## START Records for the exercise

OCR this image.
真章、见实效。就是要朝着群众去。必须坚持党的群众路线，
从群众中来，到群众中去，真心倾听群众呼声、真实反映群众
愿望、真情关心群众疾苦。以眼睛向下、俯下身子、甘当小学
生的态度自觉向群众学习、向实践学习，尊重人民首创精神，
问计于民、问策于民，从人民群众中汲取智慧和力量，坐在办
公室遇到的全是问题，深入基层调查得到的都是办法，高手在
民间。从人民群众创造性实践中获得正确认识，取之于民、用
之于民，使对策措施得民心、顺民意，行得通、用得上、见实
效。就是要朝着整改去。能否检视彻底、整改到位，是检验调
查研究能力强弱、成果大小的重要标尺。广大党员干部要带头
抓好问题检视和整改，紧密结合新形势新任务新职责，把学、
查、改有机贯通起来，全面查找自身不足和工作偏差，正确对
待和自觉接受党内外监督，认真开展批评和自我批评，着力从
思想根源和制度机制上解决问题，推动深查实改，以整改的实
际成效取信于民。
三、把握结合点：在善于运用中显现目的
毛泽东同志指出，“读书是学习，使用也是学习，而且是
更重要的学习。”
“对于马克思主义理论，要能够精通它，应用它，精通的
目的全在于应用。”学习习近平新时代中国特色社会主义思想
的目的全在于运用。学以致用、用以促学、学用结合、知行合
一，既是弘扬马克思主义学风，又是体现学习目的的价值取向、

## END Records for the exercise

Restate each record word for word.

**The response:**
OCR this image.
真章、见实效。就是要朝着群众去。必须坚持党的群众路线，
从群众中来，到群众中去，真心倾听群众呼声、真实反映群众
愿望、真情关心群众疾苦。以眼睛向下、俯下身子、甘当小学
生的态度自觉向群众学习、向实践学习，尊重人民首创精神，
问计于民、问策于民，从人民群众中汲取智慧和力量，坐在办
公室遇到的全是问题，深入基层调查得到的都是办法，高手在
民间。从人民群众创造性实践中获得正确认识，取之于民、用
之于民，使对策措施得民心、顺民意，行得通、用得上、见实
效。就是要朝着整改去。能否检视彻底、整改到位，是检验调
查研究能力强弱、成果大小的重要标尺。广大党员干部要带头
抓好问题检视和整改，紧密结合新形势新任务新职责，把学、
查、改有机贯通起来，全面查找自身不足和工作偏差，正确对
待和自觉接受党内外监督，认真开展批评和自我批评，着力从
思想根源和制度机制上解决问题，推动深查实改，以整改的实
际成效取信于民。
三、把握结合点：在善于运用中显现目的
毛泽东同志指出，“读书是学习，使用也是学习，而且是
更重要的学习。”
“对于马克思主义理论，要能够精通它，应用它，精通的
目的全在于应用。”学习习近平新时代中国特色社会主义思想
的目的全在于运用。学以致用、用以促学、学用结合、知行合
一，既是弘扬马克思主义学风，又是体现学习目的的价值取向、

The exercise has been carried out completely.